> **ENTRIES PROVIDED**

══════════════════════════════

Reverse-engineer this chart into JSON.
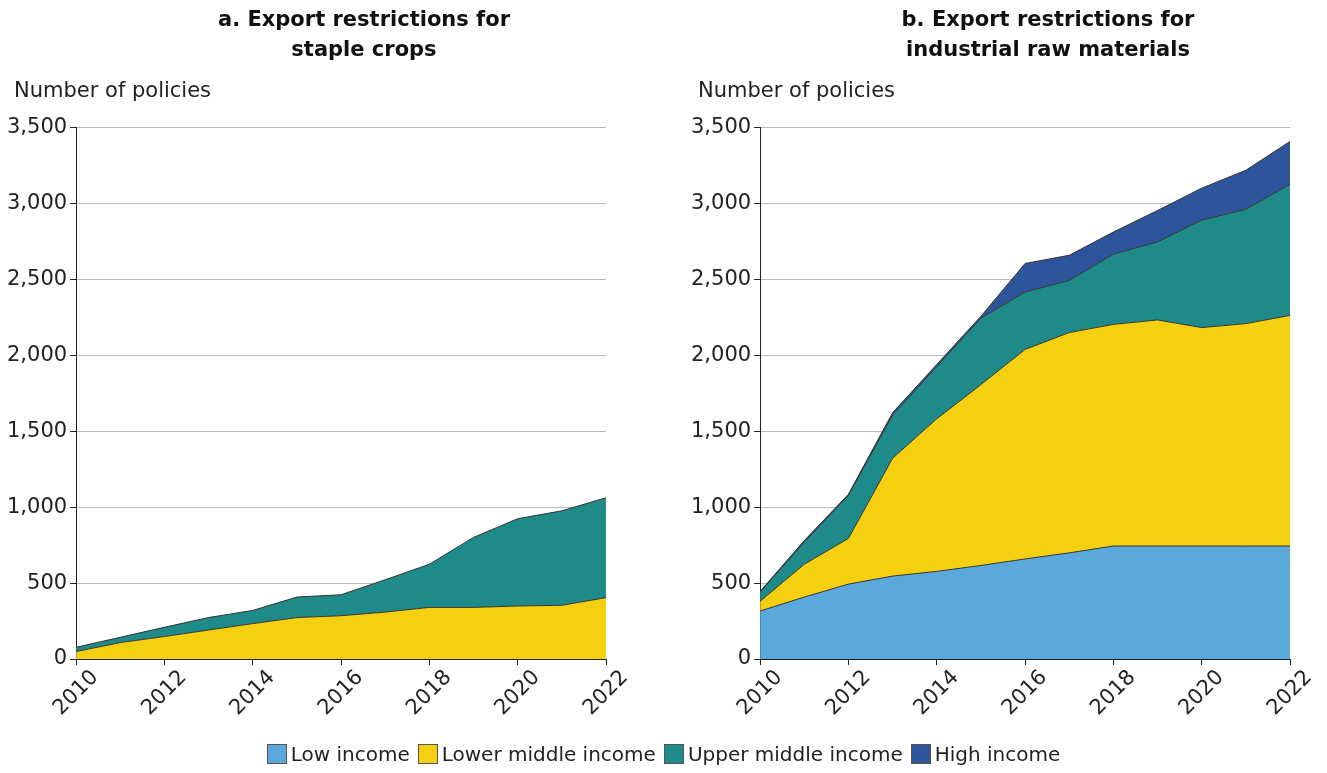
{
  "chart_data": [
    {
      "type": "area",
      "title": "a. Export restrictions for staple crops",
      "ylabel": "Number of policies",
      "x": [
        2010,
        2011,
        2012,
        2013,
        2014,
        2015,
        2016,
        2017,
        2018,
        2019,
        2020,
        2021,
        2022
      ],
      "xlim": [
        2010,
        2022
      ],
      "xticks": [
        2010,
        2012,
        2014,
        2016,
        2018,
        2020,
        2022
      ],
      "ylim": [
        0,
        3500
      ],
      "yticks": [
        {
          "value": 0,
          "label": "0"
        },
        {
          "value": 500,
          "label": "500"
        },
        {
          "value": 1000,
          "label": "1,000"
        },
        {
          "value": 1500,
          "label": "1,500"
        },
        {
          "value": 2000,
          "label": "2,000"
        },
        {
          "value": 2500,
          "label": "2,500"
        },
        {
          "value": 3000,
          "label": "3,000"
        },
        {
          "value": 3500,
          "label": "3,500"
        }
      ],
      "stacked": true,
      "grid": "y",
      "legend": "bottom",
      "series": [
        {
          "name": "Lower middle income",
          "color": "#f4d010",
          "values": [
            49,
            108,
            148,
            191,
            233,
            273,
            285,
            309,
            340,
            340,
            349,
            354,
            404
          ]
        },
        {
          "name": "Upper middle income",
          "color": "#1f8a8a",
          "values": [
            28,
            35,
            61,
            82,
            87,
            135,
            138,
            213,
            284,
            461,
            575,
            622,
            658
          ]
        }
      ]
    },
    {
      "type": "area",
      "title": "b. Export restrictions for industrial raw materials",
      "ylabel": "Number of policies",
      "x": [
        2010,
        2011,
        2012,
        2013,
        2014,
        2015,
        2016,
        2017,
        2018,
        2019,
        2020,
        2021,
        2022
      ],
      "xlim": [
        2010,
        2022
      ],
      "xticks": [
        2010,
        2012,
        2014,
        2016,
        2018,
        2020,
        2022
      ],
      "ylim": [
        0,
        3500
      ],
      "yticks": [
        {
          "value": 0,
          "label": "0"
        },
        {
          "value": 500,
          "label": "500"
        },
        {
          "value": 1000,
          "label": "1,000"
        },
        {
          "value": 1500,
          "label": "1,500"
        },
        {
          "value": 2000,
          "label": "2,000"
        },
        {
          "value": 2500,
          "label": "2,500"
        },
        {
          "value": 3000,
          "label": "3,000"
        },
        {
          "value": 3500,
          "label": "3,500"
        }
      ],
      "stacked": true,
      "grid": "y",
      "legend": "bottom",
      "series": [
        {
          "name": "Low income",
          "color": "#5ba8dc",
          "values": [
            316,
            408,
            493,
            546,
            577,
            616,
            659,
            699,
            744,
            744,
            744,
            744,
            744
          ]
        },
        {
          "name": "Lower middle income",
          "color": "#f4d010",
          "values": [
            64,
            216,
            301,
            776,
            1005,
            1191,
            1380,
            1451,
            1460,
            1489,
            1439,
            1465,
            1519
          ]
        },
        {
          "name": "Upper middle income",
          "color": "#1f8a8a",
          "values": [
            60,
            146,
            284,
            284,
            343,
            438,
            378,
            343,
            462,
            514,
            708,
            753,
            864
          ]
        },
        {
          "name": "High income",
          "color": "#2e559b",
          "values": [
            5,
            10,
            7,
            16,
            15,
            12,
            188,
            166,
            146,
            207,
            210,
            257,
            282
          ]
        }
      ]
    }
  ]
}
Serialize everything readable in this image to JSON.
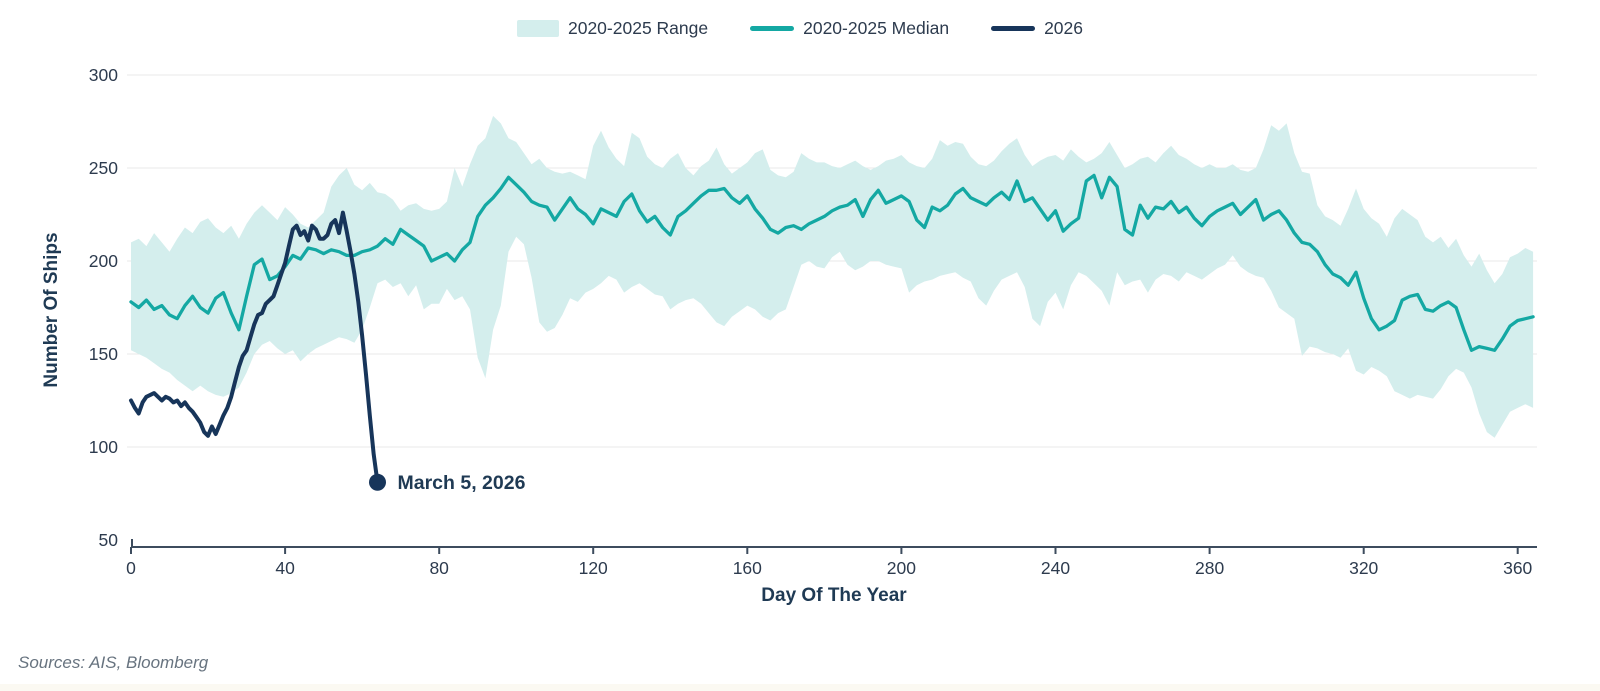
{
  "legend": {
    "items": [
      {
        "label": "2020-2025 Range",
        "swatch": "band",
        "color": "#d4eeed"
      },
      {
        "label": "2020-2025 Median",
        "swatch": "line",
        "color": "#14a8a3"
      },
      {
        "label": "2026",
        "swatch": "line",
        "color": "#17355a"
      }
    ]
  },
  "annotation": {
    "label": "March 5, 2026",
    "day": 64,
    "value": 81
  },
  "sources": "Sources: AIS, Bloomberg",
  "colors": {
    "gridline": "#e8e8e8",
    "axis": "#3d4c5e",
    "tick_text": "#2d3b4e",
    "title_text": "#1f3a54",
    "annotation_text": "#1f3a54",
    "sources_text": "#67737f",
    "footer_strip": "#fbf9f2",
    "band": "#d4eeed",
    "median": "#14a8a3",
    "line_2026": "#17355a"
  },
  "chart_data": {
    "type": "line",
    "title": "",
    "xlabel": "Day Of The Year",
    "ylabel": "Number Of Ships",
    "xlim": [
      0,
      365
    ],
    "ylim": [
      50,
      300
    ],
    "x_ticks": [
      0,
      40,
      80,
      120,
      160,
      200,
      240,
      280,
      320,
      360
    ],
    "y_ticks": [
      50,
      100,
      150,
      200,
      250,
      300
    ],
    "grid": "horizontal",
    "legend_position": "top-center",
    "series": [
      {
        "name": "2020-2025 Range",
        "type": "band",
        "x_start": 0,
        "x_step": 2,
        "upper": [
          210,
          212,
          208,
          215,
          210,
          205,
          212,
          218,
          215,
          221,
          223,
          218,
          215,
          219,
          212,
          220,
          226,
          230,
          226,
          222,
          229,
          225,
          220,
          218,
          222,
          226,
          240,
          246,
          250,
          241,
          238,
          242,
          237,
          236,
          233,
          227,
          230,
          231,
          228,
          227,
          228,
          232,
          250,
          240,
          252,
          262,
          266,
          278,
          274,
          266,
          264,
          258,
          252,
          255,
          250,
          248,
          247,
          248,
          246,
          244,
          262,
          270,
          261,
          255,
          251,
          269,
          266,
          256,
          252,
          250,
          255,
          258,
          250,
          246,
          251,
          254,
          261,
          252,
          247,
          250,
          253,
          258,
          260,
          249,
          246,
          245,
          248,
          258,
          255,
          253,
          253,
          251,
          250,
          252,
          254,
          251,
          249,
          251,
          254,
          255,
          257,
          253,
          251,
          250,
          255,
          265,
          262,
          264,
          263,
          256,
          252,
          251,
          254,
          259,
          263,
          266,
          257,
          251,
          254,
          256,
          257,
          254,
          260,
          256,
          253,
          255,
          258,
          264,
          257,
          250,
          252,
          255,
          256,
          253,
          258,
          262,
          257,
          255,
          252,
          250,
          252,
          250,
          250,
          252,
          249,
          248,
          250,
          260,
          273,
          270,
          274,
          258,
          248,
          247,
          230,
          224,
          222,
          219,
          228,
          239,
          228,
          223,
          220,
          213,
          223,
          228,
          225,
          222,
          213,
          210,
          213,
          207,
          212,
          203,
          197,
          204,
          195,
          188,
          193,
          202,
          204,
          207,
          205
        ],
        "lower": [
          152,
          150,
          148,
          145,
          142,
          140,
          136,
          133,
          130,
          133,
          130,
          128,
          127,
          129,
          132,
          140,
          150,
          155,
          157,
          153,
          150,
          152,
          146,
          150,
          153,
          155,
          157,
          159,
          158,
          156,
          163,
          175,
          188,
          190,
          186,
          188,
          181,
          187,
          174,
          177,
          177,
          185,
          179,
          181,
          174,
          148,
          137,
          163,
          176,
          205,
          213,
          209,
          191,
          167,
          162,
          164,
          171,
          180,
          178,
          183,
          185,
          188,
          192,
          190,
          183,
          186,
          188,
          185,
          182,
          181,
          174,
          177,
          179,
          180,
          177,
          172,
          167,
          165,
          170,
          173,
          176,
          174,
          170,
          168,
          172,
          174,
          186,
          198,
          200,
          197,
          196,
          202,
          205,
          198,
          195,
          197,
          200,
          200,
          198,
          197,
          196,
          183,
          187,
          189,
          190,
          192,
          193,
          194,
          191,
          189,
          180,
          176,
          184,
          190,
          192,
          194,
          186,
          169,
          165,
          178,
          183,
          174,
          187,
          194,
          192,
          188,
          184,
          176,
          194,
          187,
          189,
          190,
          183,
          190,
          193,
          192,
          189,
          194,
          192,
          190,
          193,
          196,
          198,
          203,
          197,
          194,
          192,
          191,
          184,
          175,
          172,
          169,
          149,
          154,
          153,
          151,
          150,
          148,
          153,
          141,
          139,
          143,
          141,
          138,
          130,
          128,
          126,
          128,
          127,
          126,
          131,
          138,
          142,
          140,
          132,
          118,
          108,
          105,
          112,
          119,
          121,
          123,
          121
        ]
      },
      {
        "name": "2020-2025 Median",
        "type": "line",
        "x_start": 0,
        "x_step": 2,
        "values": [
          178,
          175,
          179,
          174,
          176,
          171,
          169,
          176,
          181,
          175,
          172,
          180,
          183,
          172,
          163,
          181,
          198,
          201,
          190,
          192,
          197,
          203,
          201,
          207,
          206,
          204,
          206,
          205,
          203,
          203,
          205,
          206,
          208,
          212,
          209,
          217,
          214,
          211,
          208,
          200,
          202,
          204,
          200,
          206,
          210,
          224,
          230,
          234,
          239,
          245,
          241,
          237,
          232,
          230,
          229,
          222,
          228,
          234,
          228,
          225,
          220,
          228,
          226,
          224,
          232,
          236,
          227,
          221,
          224,
          218,
          214,
          224,
          227,
          231,
          235,
          238,
          238,
          239,
          234,
          231,
          235,
          228,
          223,
          217,
          215,
          218,
          219,
          217,
          220,
          222,
          224,
          227,
          229,
          230,
          233,
          224,
          233,
          238,
          231,
          233,
          235,
          232,
          222,
          218,
          229,
          227,
          230,
          236,
          239,
          234,
          232,
          230,
          234,
          237,
          233,
          243,
          232,
          234,
          228,
          222,
          227,
          216,
          220,
          223,
          243,
          246,
          234,
          245,
          240,
          217,
          214,
          230,
          223,
          229,
          228,
          232,
          226,
          229,
          223,
          219,
          224,
          227,
          229,
          231,
          225,
          229,
          233,
          222,
          225,
          227,
          222,
          215,
          210,
          209,
          205,
          198,
          193,
          191,
          187,
          194,
          180,
          169,
          163,
          165,
          168,
          179,
          181,
          182,
          174,
          173,
          176,
          178,
          175,
          163,
          152,
          154,
          153,
          152,
          158,
          165,
          168,
          169,
          170
        ]
      },
      {
        "name": "2026",
        "type": "line",
        "x_start": 0,
        "x_step": 1,
        "end_dot": true,
        "values": [
          125,
          121,
          118,
          124,
          127,
          128,
          129,
          127,
          125,
          127,
          126,
          124,
          125,
          122,
          124,
          121,
          119,
          116,
          113,
          108,
          106,
          111,
          107,
          112,
          117,
          121,
          127,
          135,
          143,
          149,
          152,
          159,
          166,
          171,
          172,
          177,
          179,
          181,
          187,
          193,
          199,
          208,
          217,
          219,
          214,
          216,
          211,
          219,
          217,
          212,
          212,
          214,
          220,
          222,
          215,
          226,
          216,
          205,
          193,
          178,
          160,
          139,
          117,
          96,
          81
        ]
      }
    ]
  }
}
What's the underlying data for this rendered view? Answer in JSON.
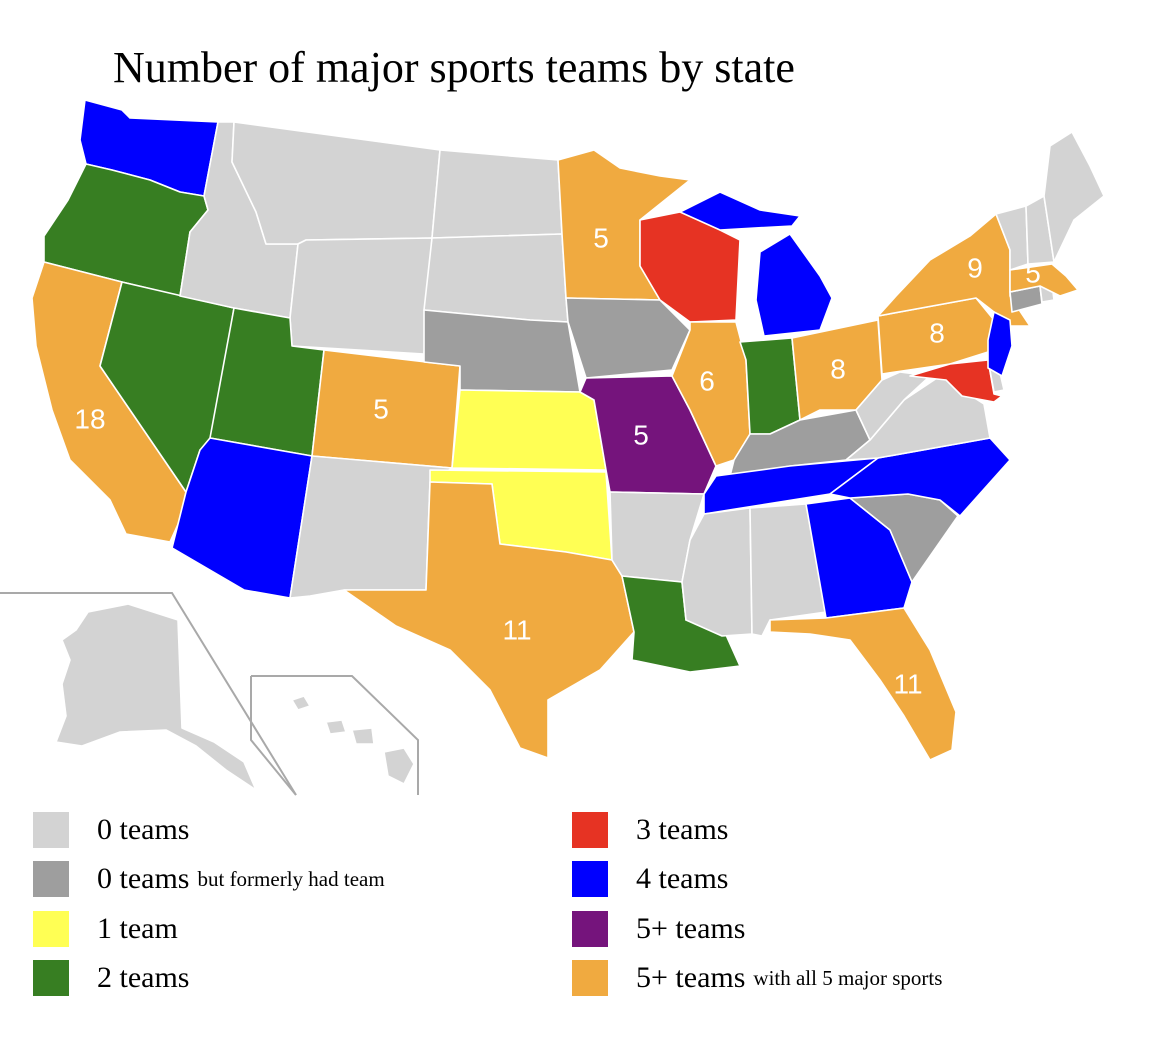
{
  "title": "Number of major sports teams by state",
  "colors": {
    "zero": "#d3d3d3",
    "zero_former": "#9e9e9e",
    "one": "#ffff54",
    "two": "#377e22",
    "three": "#e63323",
    "four": "#0000ff",
    "five_plus": "#75147c",
    "five_plus_all": "#f0aa40"
  },
  "legend": [
    {
      "key": "zero",
      "label": "0 teams",
      "note": ""
    },
    {
      "key": "zero_former",
      "label": "0 teams",
      "note": "but formerly had team"
    },
    {
      "key": "one",
      "label": "1 team",
      "note": ""
    },
    {
      "key": "two",
      "label": "2 teams",
      "note": ""
    },
    {
      "key": "three",
      "label": "3 teams",
      "note": ""
    },
    {
      "key": "four",
      "label": "4 teams",
      "note": ""
    },
    {
      "key": "five_plus",
      "label": "5+ teams",
      "note": ""
    },
    {
      "key": "five_plus_all",
      "label": "5+ teams",
      "note": "with all 5 major sports"
    }
  ],
  "states": [
    {
      "code": "WA",
      "category": "four",
      "label": ""
    },
    {
      "code": "OR",
      "category": "two",
      "label": ""
    },
    {
      "code": "CA",
      "category": "five_plus_all",
      "label": "18"
    },
    {
      "code": "NV",
      "category": "two",
      "label": ""
    },
    {
      "code": "ID",
      "category": "zero",
      "label": ""
    },
    {
      "code": "MT",
      "category": "zero",
      "label": ""
    },
    {
      "code": "WY",
      "category": "zero",
      "label": ""
    },
    {
      "code": "UT",
      "category": "two",
      "label": ""
    },
    {
      "code": "AZ",
      "category": "four",
      "label": ""
    },
    {
      "code": "CO",
      "category": "five_plus_all",
      "label": "5"
    },
    {
      "code": "NM",
      "category": "zero",
      "label": ""
    },
    {
      "code": "ND",
      "category": "zero",
      "label": ""
    },
    {
      "code": "SD",
      "category": "zero",
      "label": ""
    },
    {
      "code": "NE",
      "category": "zero_former",
      "label": ""
    },
    {
      "code": "KS",
      "category": "one",
      "label": ""
    },
    {
      "code": "OK",
      "category": "one",
      "label": ""
    },
    {
      "code": "TX",
      "category": "five_plus_all",
      "label": "11"
    },
    {
      "code": "MN",
      "category": "five_plus_all",
      "label": "5"
    },
    {
      "code": "IA",
      "category": "zero_former",
      "label": ""
    },
    {
      "code": "MO",
      "category": "five_plus",
      "label": "5"
    },
    {
      "code": "AR",
      "category": "zero",
      "label": ""
    },
    {
      "code": "LA",
      "category": "two",
      "label": ""
    },
    {
      "code": "WI",
      "category": "three",
      "label": ""
    },
    {
      "code": "IL",
      "category": "five_plus_all",
      "label": "6"
    },
    {
      "code": "MI",
      "category": "four",
      "label": ""
    },
    {
      "code": "IN",
      "category": "two",
      "label": ""
    },
    {
      "code": "OH",
      "category": "five_plus_all",
      "label": "8"
    },
    {
      "code": "KY",
      "category": "zero_former",
      "label": ""
    },
    {
      "code": "TN",
      "category": "four",
      "label": ""
    },
    {
      "code": "MS",
      "category": "zero",
      "label": ""
    },
    {
      "code": "AL",
      "category": "zero",
      "label": ""
    },
    {
      "code": "GA",
      "category": "four",
      "label": ""
    },
    {
      "code": "FL",
      "category": "five_plus_all",
      "label": "11"
    },
    {
      "code": "SC",
      "category": "zero_former",
      "label": ""
    },
    {
      "code": "NC",
      "category": "four",
      "label": ""
    },
    {
      "code": "VA",
      "category": "zero",
      "label": ""
    },
    {
      "code": "WV",
      "category": "zero",
      "label": ""
    },
    {
      "code": "PA",
      "category": "five_plus_all",
      "label": "8"
    },
    {
      "code": "NY",
      "category": "five_plus_all",
      "label": "9"
    },
    {
      "code": "MD",
      "category": "three",
      "label": ""
    },
    {
      "code": "DE",
      "category": "zero",
      "label": ""
    },
    {
      "code": "NJ",
      "category": "four",
      "label": ""
    },
    {
      "code": "CT",
      "category": "zero_former",
      "label": ""
    },
    {
      "code": "RI",
      "category": "zero",
      "label": ""
    },
    {
      "code": "MA",
      "category": "five_plus_all",
      "label": "5"
    },
    {
      "code": "VT",
      "category": "zero",
      "label": ""
    },
    {
      "code": "NH",
      "category": "zero",
      "label": ""
    },
    {
      "code": "ME",
      "category": "zero",
      "label": ""
    },
    {
      "code": "AK",
      "category": "zero",
      "label": ""
    },
    {
      "code": "HI",
      "category": "zero",
      "label": ""
    }
  ]
}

══════════════════════════════

> **OBJECTIVE**
Report how many lines in the entries hold the string "name". Nothing but the number is wanted.

> **TASK SOLUTION**
9